__TASK OBJECTIVE__: Go through the records below line by line, counting those that contain the word "title"; answer with the count only.
-- begin RECORDS SUPPLIED --
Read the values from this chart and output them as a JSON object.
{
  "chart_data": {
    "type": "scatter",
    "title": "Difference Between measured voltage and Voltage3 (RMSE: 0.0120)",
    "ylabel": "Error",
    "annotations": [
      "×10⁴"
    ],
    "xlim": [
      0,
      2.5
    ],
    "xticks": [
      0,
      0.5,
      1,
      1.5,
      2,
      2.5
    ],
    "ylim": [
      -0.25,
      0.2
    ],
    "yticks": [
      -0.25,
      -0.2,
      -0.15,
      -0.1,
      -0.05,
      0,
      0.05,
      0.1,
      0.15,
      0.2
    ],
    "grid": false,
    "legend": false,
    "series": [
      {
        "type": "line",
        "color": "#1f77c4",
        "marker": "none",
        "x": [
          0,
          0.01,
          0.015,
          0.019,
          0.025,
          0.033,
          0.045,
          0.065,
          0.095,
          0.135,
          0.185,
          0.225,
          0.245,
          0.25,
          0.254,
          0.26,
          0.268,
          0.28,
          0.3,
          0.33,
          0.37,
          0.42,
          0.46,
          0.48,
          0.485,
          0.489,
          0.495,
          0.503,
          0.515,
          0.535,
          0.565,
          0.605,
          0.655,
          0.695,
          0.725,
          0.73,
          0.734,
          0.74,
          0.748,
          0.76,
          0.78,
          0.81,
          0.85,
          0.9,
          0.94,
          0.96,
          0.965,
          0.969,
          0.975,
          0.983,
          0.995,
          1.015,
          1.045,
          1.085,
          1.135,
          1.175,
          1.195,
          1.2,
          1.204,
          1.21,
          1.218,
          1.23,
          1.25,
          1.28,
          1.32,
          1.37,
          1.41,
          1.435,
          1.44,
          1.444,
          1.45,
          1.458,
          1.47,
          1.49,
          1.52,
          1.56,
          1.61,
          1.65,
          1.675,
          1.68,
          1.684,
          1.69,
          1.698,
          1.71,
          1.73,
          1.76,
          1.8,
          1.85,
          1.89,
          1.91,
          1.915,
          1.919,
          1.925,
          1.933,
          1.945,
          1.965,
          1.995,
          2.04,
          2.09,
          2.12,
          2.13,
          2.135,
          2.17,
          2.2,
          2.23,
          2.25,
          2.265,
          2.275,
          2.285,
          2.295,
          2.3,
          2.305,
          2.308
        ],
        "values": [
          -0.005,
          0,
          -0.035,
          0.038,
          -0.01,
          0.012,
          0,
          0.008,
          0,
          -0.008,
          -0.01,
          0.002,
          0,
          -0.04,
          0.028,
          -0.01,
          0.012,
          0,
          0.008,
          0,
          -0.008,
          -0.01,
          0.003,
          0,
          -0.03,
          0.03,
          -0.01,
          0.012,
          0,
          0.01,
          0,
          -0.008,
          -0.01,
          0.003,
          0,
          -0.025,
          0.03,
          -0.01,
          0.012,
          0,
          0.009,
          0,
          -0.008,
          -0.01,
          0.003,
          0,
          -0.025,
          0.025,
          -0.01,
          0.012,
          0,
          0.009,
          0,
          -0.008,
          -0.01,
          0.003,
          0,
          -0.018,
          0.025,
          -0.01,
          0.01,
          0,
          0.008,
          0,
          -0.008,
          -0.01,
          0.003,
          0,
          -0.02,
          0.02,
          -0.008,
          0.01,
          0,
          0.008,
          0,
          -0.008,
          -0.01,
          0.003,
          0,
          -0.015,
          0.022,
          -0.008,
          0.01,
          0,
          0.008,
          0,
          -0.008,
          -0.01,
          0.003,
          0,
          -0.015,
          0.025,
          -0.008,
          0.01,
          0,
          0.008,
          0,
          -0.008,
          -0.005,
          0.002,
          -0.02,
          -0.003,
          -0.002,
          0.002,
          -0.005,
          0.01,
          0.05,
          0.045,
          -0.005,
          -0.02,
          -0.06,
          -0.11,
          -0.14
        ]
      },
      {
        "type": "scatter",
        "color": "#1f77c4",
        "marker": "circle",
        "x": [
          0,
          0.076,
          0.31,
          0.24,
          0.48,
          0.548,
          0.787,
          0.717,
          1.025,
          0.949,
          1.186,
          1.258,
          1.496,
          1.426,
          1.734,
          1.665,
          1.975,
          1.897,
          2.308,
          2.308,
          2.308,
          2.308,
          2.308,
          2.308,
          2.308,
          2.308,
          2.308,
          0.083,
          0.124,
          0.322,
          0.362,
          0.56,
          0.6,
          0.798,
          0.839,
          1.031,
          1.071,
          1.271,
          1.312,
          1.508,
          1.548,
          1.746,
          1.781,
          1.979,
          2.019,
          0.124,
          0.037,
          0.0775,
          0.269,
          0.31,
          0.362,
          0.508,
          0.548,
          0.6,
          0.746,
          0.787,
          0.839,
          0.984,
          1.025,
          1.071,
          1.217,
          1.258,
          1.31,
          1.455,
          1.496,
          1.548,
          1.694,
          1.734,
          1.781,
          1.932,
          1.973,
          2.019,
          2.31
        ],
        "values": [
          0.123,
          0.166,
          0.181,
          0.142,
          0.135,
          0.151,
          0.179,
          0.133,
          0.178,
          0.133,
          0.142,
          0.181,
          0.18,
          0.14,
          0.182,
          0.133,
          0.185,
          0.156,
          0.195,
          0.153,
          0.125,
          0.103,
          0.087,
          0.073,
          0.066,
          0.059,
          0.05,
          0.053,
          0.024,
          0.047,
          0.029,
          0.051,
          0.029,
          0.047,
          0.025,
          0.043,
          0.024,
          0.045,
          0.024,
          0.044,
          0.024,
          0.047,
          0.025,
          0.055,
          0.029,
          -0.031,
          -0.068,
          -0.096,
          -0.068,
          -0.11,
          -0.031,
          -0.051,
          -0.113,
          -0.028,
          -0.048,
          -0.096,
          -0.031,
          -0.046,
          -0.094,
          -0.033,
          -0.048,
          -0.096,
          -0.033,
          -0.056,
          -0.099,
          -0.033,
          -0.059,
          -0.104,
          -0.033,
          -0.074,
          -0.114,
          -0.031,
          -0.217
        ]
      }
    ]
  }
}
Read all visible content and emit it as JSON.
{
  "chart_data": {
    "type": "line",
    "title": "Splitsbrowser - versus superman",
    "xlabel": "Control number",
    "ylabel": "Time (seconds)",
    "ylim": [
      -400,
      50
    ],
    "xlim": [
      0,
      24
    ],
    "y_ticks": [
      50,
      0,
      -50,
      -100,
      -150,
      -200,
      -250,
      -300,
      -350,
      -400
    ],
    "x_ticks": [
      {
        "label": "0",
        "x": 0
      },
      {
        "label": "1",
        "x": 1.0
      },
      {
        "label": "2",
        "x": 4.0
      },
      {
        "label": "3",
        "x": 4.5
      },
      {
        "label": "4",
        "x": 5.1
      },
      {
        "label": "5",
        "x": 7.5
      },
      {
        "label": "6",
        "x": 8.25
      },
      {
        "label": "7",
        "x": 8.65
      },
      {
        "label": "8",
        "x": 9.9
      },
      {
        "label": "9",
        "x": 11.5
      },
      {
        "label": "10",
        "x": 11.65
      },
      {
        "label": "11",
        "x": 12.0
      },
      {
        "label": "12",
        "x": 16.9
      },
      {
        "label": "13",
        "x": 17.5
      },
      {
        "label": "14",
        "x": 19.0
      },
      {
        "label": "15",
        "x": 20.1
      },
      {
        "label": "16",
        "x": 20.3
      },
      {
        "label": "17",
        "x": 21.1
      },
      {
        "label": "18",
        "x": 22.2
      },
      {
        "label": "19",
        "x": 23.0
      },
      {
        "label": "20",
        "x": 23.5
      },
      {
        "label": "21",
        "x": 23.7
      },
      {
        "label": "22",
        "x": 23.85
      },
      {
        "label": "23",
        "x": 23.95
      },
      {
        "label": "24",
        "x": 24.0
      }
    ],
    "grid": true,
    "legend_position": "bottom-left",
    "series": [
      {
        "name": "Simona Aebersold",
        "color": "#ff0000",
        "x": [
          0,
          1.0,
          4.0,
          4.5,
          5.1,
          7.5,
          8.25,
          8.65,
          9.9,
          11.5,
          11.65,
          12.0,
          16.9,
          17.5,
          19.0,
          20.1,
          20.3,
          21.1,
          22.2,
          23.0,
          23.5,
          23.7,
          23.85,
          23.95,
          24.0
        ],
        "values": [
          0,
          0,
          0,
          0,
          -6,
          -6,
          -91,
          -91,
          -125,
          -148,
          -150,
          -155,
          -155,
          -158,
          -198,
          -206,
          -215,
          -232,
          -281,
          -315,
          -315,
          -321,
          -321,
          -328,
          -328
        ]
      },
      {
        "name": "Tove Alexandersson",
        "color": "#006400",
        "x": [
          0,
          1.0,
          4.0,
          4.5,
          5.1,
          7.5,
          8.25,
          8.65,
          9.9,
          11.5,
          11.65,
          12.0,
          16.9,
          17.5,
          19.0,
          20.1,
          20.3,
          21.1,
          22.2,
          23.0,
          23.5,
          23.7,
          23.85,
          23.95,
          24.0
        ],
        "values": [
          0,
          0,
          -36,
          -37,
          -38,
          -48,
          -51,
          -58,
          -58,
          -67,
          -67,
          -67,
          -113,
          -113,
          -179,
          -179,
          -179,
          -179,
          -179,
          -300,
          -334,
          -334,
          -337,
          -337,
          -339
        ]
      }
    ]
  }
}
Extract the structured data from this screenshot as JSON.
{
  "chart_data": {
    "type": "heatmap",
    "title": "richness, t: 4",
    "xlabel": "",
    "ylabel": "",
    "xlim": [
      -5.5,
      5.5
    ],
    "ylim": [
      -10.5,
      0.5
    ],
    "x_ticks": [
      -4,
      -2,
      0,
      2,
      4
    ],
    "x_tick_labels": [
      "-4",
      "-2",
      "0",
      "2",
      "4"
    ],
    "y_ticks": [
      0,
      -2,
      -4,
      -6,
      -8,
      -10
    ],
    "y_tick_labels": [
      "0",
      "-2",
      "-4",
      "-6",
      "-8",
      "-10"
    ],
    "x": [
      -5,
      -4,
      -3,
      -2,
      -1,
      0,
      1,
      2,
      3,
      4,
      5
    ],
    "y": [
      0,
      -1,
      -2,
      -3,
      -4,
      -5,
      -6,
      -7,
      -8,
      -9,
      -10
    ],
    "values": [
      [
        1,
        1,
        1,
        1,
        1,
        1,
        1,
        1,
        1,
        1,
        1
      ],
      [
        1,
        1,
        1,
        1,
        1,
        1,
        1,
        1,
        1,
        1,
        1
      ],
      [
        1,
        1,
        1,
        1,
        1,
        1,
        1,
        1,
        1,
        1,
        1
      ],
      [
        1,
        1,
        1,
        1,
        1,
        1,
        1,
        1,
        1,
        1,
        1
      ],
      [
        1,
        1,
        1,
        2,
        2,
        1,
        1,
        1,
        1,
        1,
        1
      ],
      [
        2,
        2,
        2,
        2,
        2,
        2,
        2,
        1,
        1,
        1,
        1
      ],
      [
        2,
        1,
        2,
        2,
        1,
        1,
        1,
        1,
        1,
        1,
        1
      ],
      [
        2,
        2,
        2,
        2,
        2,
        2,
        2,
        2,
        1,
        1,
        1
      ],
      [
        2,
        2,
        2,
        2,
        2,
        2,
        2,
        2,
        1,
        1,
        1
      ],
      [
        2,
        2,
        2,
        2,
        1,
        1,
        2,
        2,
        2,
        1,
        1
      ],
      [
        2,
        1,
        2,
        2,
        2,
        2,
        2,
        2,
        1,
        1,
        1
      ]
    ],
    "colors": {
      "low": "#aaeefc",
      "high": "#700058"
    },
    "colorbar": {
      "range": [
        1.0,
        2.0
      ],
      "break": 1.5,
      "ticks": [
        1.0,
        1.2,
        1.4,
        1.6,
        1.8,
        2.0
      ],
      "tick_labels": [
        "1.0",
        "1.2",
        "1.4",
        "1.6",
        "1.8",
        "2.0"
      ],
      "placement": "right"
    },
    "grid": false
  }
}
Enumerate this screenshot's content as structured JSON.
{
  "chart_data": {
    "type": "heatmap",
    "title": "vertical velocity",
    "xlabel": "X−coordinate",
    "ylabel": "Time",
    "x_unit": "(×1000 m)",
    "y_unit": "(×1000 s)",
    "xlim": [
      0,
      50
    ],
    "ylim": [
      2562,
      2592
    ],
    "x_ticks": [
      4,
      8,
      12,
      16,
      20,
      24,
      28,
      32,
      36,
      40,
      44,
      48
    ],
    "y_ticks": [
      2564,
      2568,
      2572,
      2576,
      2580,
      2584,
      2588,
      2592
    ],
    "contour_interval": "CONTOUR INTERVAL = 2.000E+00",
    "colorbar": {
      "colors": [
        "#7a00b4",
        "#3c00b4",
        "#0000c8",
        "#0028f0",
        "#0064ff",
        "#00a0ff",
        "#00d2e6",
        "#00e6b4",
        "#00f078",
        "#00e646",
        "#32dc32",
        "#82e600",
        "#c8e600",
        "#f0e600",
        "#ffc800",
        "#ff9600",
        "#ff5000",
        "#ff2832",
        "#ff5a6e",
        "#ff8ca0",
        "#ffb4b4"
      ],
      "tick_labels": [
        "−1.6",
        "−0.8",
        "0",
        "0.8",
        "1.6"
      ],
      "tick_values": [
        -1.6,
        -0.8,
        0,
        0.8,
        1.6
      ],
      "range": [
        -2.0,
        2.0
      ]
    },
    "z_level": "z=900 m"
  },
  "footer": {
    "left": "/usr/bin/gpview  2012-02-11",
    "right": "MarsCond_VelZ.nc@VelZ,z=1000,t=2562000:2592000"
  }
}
-- end RECORDS SUPPLIED --
__WRITTEN RESPONSE__: 4